++++ PROVIDED DATA

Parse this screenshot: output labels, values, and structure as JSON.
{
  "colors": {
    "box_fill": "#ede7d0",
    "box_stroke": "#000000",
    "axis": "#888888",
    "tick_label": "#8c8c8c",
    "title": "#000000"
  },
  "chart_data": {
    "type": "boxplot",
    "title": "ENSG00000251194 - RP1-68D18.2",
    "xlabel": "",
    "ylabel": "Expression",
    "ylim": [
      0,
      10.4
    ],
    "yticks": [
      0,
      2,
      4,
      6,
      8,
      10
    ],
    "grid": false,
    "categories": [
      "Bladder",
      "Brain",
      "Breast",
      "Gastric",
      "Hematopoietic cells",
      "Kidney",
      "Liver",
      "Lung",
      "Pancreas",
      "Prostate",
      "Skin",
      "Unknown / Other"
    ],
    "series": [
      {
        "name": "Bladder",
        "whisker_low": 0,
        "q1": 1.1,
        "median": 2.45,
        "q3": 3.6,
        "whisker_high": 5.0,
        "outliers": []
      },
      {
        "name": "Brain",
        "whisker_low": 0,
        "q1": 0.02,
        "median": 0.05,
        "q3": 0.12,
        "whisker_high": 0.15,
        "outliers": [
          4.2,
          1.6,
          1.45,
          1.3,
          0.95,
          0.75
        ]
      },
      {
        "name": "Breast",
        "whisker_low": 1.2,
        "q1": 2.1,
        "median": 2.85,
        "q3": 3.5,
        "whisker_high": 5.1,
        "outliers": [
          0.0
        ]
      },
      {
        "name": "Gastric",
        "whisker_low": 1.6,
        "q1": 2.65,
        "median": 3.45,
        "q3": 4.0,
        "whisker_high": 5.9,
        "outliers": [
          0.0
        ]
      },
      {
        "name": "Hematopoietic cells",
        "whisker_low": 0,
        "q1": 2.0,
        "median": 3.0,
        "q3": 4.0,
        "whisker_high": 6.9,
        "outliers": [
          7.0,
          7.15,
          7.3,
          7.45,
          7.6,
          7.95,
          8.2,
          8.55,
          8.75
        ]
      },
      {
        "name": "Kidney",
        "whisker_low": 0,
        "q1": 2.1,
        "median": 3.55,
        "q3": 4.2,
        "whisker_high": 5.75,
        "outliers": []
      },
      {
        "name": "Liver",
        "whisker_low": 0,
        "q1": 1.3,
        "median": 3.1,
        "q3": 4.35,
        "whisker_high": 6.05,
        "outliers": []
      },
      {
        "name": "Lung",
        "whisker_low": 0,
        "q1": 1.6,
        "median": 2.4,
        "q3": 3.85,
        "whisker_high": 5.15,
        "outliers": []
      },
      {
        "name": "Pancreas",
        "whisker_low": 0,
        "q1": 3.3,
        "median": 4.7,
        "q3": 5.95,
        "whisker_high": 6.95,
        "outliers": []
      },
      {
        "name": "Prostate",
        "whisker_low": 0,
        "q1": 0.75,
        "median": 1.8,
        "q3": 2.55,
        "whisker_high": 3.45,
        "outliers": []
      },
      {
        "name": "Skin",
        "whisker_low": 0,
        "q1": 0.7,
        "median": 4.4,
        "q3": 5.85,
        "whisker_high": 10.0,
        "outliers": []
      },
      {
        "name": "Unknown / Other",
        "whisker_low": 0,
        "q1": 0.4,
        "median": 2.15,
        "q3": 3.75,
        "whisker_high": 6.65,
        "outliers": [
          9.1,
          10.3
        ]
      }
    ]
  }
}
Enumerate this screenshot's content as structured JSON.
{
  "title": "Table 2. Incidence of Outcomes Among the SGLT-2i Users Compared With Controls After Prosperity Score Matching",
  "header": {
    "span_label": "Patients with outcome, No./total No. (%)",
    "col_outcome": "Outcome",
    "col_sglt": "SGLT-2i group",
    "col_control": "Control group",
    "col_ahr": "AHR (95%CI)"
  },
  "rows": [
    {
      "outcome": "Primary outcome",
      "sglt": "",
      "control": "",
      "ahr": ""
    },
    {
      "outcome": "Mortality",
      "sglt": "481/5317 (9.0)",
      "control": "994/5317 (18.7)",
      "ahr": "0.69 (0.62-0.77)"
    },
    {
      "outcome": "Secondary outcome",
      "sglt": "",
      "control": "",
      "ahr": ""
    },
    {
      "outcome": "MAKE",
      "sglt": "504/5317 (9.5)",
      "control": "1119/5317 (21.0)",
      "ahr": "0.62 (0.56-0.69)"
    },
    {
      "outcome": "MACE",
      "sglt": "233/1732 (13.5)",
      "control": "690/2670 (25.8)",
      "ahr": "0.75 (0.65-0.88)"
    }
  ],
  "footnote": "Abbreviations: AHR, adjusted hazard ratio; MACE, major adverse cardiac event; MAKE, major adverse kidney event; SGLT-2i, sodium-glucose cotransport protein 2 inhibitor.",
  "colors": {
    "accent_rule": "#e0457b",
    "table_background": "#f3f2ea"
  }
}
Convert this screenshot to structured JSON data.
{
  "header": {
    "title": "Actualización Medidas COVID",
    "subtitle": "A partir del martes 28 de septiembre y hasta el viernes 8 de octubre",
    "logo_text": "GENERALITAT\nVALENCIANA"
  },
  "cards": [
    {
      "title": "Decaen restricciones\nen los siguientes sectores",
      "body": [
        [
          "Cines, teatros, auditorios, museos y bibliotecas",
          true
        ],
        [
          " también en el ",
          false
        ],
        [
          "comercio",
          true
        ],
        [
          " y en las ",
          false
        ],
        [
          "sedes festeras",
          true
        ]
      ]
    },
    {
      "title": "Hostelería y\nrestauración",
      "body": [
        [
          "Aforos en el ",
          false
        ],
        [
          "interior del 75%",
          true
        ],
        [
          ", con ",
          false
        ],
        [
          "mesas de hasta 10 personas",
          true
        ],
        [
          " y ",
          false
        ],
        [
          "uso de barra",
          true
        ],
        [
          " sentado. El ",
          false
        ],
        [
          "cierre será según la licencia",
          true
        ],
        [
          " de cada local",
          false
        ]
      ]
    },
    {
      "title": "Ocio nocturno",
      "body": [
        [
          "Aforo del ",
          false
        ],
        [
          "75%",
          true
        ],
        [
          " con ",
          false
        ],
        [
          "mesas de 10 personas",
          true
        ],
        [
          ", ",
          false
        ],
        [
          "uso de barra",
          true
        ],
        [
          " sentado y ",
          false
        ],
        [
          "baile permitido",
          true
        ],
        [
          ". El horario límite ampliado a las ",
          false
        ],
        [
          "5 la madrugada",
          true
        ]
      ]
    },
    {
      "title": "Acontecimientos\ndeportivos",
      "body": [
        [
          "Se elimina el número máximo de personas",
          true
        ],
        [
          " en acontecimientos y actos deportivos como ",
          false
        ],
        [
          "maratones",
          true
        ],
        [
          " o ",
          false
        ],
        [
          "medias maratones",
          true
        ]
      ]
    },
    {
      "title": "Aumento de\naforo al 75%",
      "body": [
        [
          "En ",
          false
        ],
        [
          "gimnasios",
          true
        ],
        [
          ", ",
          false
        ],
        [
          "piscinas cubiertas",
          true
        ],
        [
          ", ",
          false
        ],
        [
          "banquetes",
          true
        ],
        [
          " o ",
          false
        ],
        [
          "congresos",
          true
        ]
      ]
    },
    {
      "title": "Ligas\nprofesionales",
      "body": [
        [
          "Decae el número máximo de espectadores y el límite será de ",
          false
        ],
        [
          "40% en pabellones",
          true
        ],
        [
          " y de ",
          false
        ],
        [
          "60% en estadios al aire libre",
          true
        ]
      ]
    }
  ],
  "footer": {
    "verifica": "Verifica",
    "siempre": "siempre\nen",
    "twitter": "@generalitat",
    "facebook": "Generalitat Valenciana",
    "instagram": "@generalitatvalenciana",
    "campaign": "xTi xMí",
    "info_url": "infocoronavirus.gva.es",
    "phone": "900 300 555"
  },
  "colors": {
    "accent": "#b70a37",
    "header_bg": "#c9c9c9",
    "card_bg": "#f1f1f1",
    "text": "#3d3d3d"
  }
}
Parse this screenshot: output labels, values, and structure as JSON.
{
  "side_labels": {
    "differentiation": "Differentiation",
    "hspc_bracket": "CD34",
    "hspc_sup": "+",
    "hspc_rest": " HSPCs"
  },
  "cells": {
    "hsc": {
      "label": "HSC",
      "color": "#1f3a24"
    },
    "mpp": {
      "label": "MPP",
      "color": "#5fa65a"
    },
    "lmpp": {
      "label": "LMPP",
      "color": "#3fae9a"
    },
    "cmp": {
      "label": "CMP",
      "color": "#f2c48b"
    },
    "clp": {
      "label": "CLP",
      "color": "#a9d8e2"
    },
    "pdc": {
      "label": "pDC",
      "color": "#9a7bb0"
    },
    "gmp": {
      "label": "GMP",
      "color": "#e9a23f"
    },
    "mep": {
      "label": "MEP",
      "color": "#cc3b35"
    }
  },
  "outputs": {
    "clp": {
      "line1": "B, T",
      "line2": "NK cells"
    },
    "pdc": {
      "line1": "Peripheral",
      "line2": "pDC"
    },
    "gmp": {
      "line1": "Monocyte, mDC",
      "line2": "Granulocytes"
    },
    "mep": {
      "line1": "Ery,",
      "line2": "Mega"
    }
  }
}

++++++++

EXERCISE GOAL -
Check each line of the records above for the word "será", then give the number of lines that have it, with no other words.

SOLUTION FOR THIS PROBLEM -
2